THE REQUEST: From the listing below, select every line where the word "Seleção" appears.

+++++

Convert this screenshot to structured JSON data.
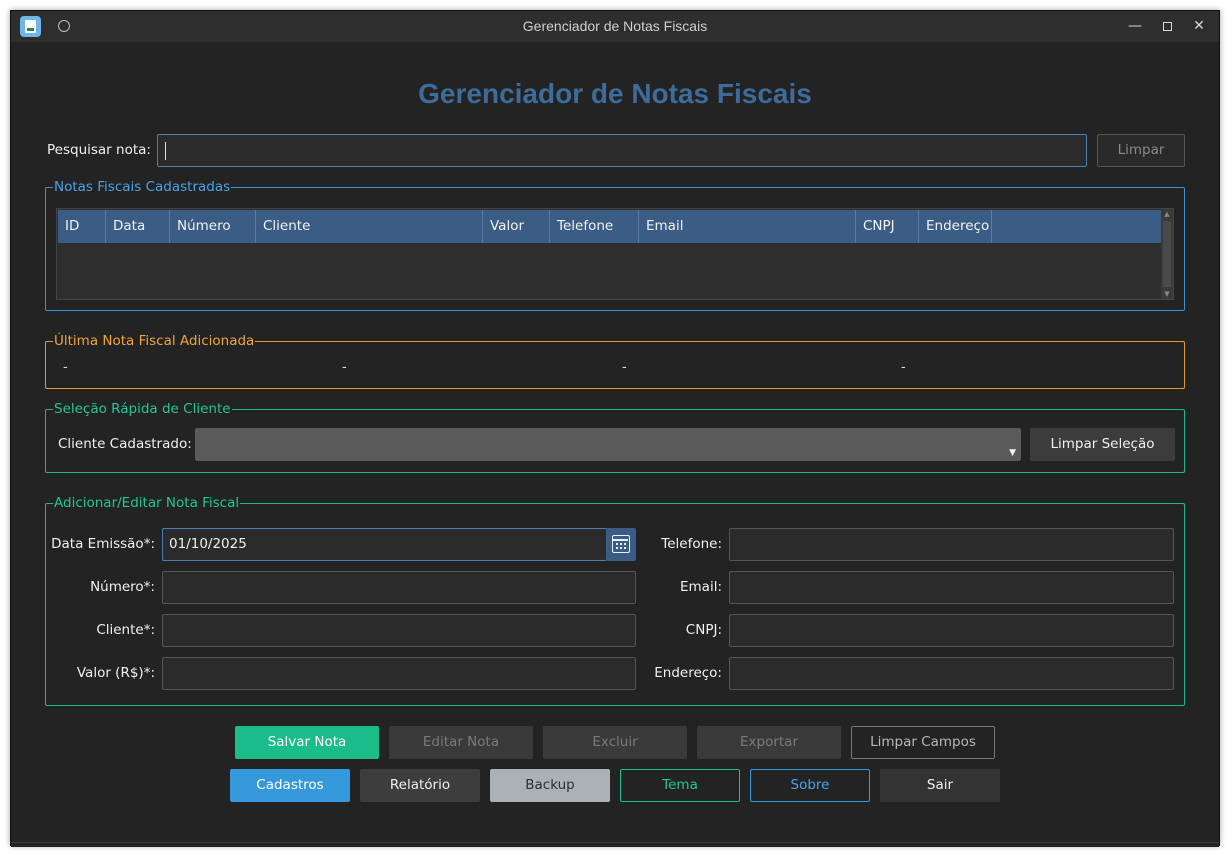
{
  "window": {
    "title": "Gerenciador de Notas Fiscais"
  },
  "header": {
    "title": "Gerenciador de Notas Fiscais"
  },
  "search": {
    "label": "Pesquisar nota:",
    "value": "",
    "clear_label": "Limpar"
  },
  "notas_group": {
    "title": "Notas Fiscais Cadastradas",
    "columns": [
      "ID",
      "Data",
      "Número",
      "Cliente",
      "Valor",
      "Telefone",
      "Email",
      "CNPJ",
      "Endereço"
    ],
    "rows": []
  },
  "ultima_group": {
    "title": "Última Nota Fiscal Adicionada",
    "values": [
      "-",
      "-",
      "-",
      "-"
    ]
  },
  "selecao_group": {
    "title": "Seleção Rápida de Cliente",
    "label": "Cliente Cadastrado:",
    "selected": "",
    "clear_label": "Limpar Seleção"
  },
  "form_group": {
    "title": "Adicionar/Editar Nota Fiscal",
    "data_emissao": {
      "label": "Data Emissão*:",
      "value": "01/10/2025"
    },
    "numero": {
      "label": "Número*:",
      "value": ""
    },
    "cliente": {
      "label": "Cliente*:",
      "value": ""
    },
    "valor": {
      "label": "Valor (R$)*:",
      "value": ""
    },
    "telefone": {
      "label": "Telefone:",
      "value": ""
    },
    "email": {
      "label": "Email:",
      "value": ""
    },
    "cnpj": {
      "label": "CNPJ:",
      "value": ""
    },
    "endereco": {
      "label": "Endereço:",
      "value": ""
    }
  },
  "actions": {
    "salvar": "Salvar Nota",
    "editar": "Editar Nota",
    "excluir": "Excluir",
    "exportar": "Exportar",
    "limpar_campos": "Limpar Campos",
    "cadastros": "Cadastros",
    "relatorio": "Relatório",
    "backup": "Backup",
    "tema": "Tema",
    "sobre": "Sobre",
    "sair": "Sair"
  },
  "icons": {
    "app": "invoice-app-icon",
    "calendar": "calendar-icon",
    "dropdown": "chevron-down-icon"
  },
  "colors": {
    "accent_blue": "#3498db",
    "accent_green": "#1abc8a",
    "accent_orange": "#e29a2e",
    "header_blue": "#3d6c9b",
    "background": "#232323"
  }
}
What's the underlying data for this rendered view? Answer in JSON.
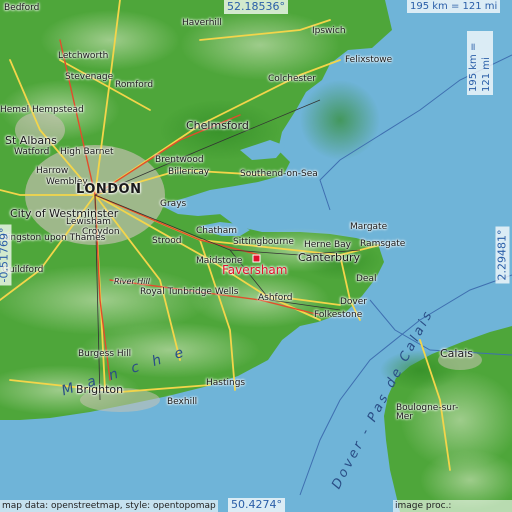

+++++

COMPLETED TASK:
    "title": "Seleção Rápida de Cliente",
    "clear_label": "Limpar Seleção"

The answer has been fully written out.